§ Task material
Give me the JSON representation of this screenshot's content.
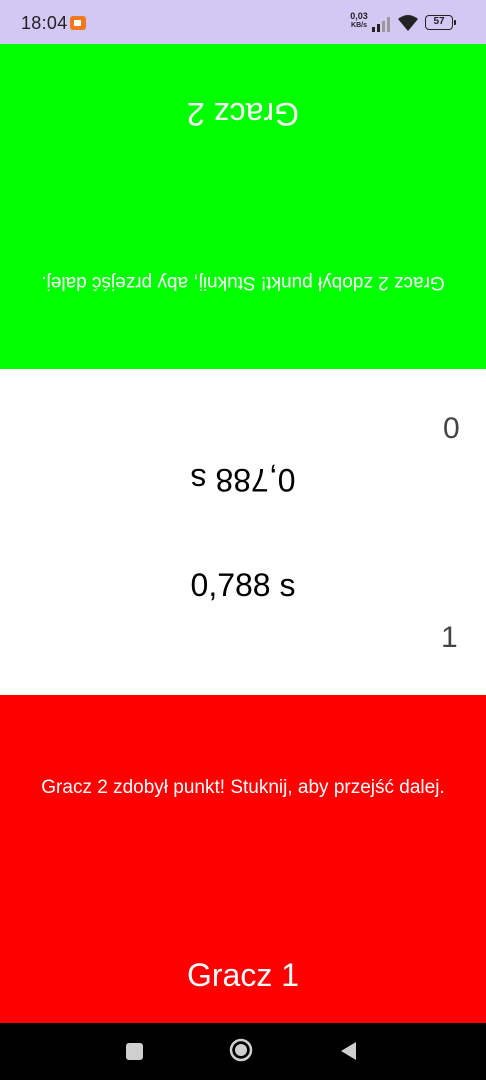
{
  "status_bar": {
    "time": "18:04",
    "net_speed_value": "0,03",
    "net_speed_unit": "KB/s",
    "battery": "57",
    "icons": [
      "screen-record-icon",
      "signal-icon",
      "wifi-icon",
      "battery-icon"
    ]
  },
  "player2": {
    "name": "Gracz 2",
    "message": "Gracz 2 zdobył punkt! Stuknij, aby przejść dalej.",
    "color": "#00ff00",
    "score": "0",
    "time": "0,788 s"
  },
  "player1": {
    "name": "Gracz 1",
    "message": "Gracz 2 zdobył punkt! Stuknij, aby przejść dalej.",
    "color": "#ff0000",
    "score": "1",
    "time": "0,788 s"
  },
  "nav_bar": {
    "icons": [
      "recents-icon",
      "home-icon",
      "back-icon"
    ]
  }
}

§ Set exercise
Scan the material above and determine how many lines include the word "Gracz"; report only the number.

§ Solution
4